Switch "attenuator" to "attenuation unit" everywhere in the listing below, leaving every other part of the listing unchanged.

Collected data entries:

....

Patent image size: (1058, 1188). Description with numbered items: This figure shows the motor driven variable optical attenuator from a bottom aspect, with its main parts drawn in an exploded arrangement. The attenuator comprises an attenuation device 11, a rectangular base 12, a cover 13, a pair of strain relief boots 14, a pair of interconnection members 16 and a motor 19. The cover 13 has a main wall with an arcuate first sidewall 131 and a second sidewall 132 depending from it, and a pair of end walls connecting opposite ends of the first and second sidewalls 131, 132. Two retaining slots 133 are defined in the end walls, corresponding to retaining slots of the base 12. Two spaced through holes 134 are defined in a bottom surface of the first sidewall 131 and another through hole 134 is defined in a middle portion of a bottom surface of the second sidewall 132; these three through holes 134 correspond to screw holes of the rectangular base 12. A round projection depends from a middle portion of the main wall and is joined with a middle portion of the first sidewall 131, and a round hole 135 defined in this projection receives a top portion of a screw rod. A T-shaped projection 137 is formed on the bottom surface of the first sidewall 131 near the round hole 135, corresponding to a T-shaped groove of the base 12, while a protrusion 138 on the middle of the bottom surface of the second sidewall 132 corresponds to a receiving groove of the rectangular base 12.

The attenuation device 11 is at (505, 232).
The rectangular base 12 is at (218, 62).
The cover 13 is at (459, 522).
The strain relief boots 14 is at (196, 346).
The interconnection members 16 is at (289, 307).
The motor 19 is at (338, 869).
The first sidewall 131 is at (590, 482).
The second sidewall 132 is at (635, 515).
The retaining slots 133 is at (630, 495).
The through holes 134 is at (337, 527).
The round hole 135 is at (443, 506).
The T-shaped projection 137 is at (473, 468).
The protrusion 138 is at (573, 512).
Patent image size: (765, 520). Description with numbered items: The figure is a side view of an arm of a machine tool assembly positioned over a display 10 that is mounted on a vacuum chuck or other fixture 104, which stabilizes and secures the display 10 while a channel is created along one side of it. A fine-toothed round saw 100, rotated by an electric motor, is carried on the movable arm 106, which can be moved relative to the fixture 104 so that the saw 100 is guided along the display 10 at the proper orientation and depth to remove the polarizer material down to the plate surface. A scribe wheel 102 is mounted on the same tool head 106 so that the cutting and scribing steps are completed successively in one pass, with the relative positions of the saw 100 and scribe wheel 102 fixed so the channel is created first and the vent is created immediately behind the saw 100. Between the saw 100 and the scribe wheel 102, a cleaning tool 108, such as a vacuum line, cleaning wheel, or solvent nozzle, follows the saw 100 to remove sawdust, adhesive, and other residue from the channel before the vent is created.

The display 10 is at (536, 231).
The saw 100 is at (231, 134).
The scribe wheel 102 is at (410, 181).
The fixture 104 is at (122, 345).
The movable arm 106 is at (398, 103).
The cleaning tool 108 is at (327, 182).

....

The reply.
Patent image size: (1058, 1188). Description with numbered items: This figure shows the motor driven variable optical attenuation unit from a bottom aspect, with its main parts drawn in an exploded arrangement. The attenuation unit comprises an attenuation device 11, a rectangular base 12, a cover 13, a pair of strain relief boots 14, a pair of interconnection members 16 and a motor 19. The cover 13 has a main wall with an arcuate first sidewall 131 and a second sidewall 132 depending from it, and a pair of end walls connecting opposite ends of the first and second sidewalls 131, 132. Two retaining slots 133 are defined in the end walls, corresponding to retaining slots of the base 12. Two spaced through holes 134 are defined in a bottom surface of the first sidewall 131 and another through hole 134 is defined in a middle portion of a bottom surface of the second sidewall 132; these three through holes 134 correspond to screw holes of the rectangular base 12. A round projection depends from a middle portion of the main wall and is joined with a middle portion of the first sidewall 131, and a round hole 135 defined in this projection receives a top portion of a screw rod. A T-shaped projection 137 is formed on the bottom surface of the first sidewall 131 near the round hole 135, corresponding to a T-shaped groove of the base 12, while a protrusion 138 on the middle of the bottom surface of the second sidewall 132 corresponds to a receiving groove of the rectangular base 12.

The attenuation device 11 is at (505, 232).
The rectangular base 12 is at (218, 62).
The cover 13 is at (459, 522).
The strain relief boots 14 is at (196, 346).
The interconnection members 16 is at (289, 307).
The motor 19 is at (338, 869).
The first sidewall 131 is at (590, 482).
The second sidewall 132 is at (635, 515).
The retaining slots 133 is at (630, 495).
The through holes 134 is at (337, 527).
The round hole 135 is at (443, 506).
The T-shaped projection 137 is at (473, 468).
The protrusion 138 is at (573, 512).
Patent image size: (765, 520). Description with numbered items: The figure is a side view of an arm of a machine tool assembly positioned over a display 10 that is mounted on a vacuum chuck or other fixture 104, which stabilizes and secures the display 10 while a channel is created along one side of it. A fine-toothed round saw 100, rotated by an electric motor, is carried on the movable arm 106, which can be moved relative to the fixture 104 so that the saw 100 is guided along the display 10 at the proper orientation and depth to remove the polarizer material down to the plate surface. A scribe wheel 102 is mounted on the same tool head 106 so that the cutting and scribing steps are completed successively in one pass, with the relative positions of the saw 100 and scribe wheel 102 fixed so the channel is created first and the vent is created immediately behind the saw 100. Between the saw 100 and the scribe wheel 102, a cleaning tool 108, such as a vacuum line, cleaning wheel, or solvent nozzle, follows the saw 100 to remove sawdust, adhesive, and other residue from the channel before the vent is created.

The display 10 is at (536, 231).
The saw 100 is at (231, 134).
The scribe wheel 102 is at (410, 181).
The fixture 104 is at (122, 345).
The movable arm 106 is at (398, 103).
The cleaning tool 108 is at (327, 182).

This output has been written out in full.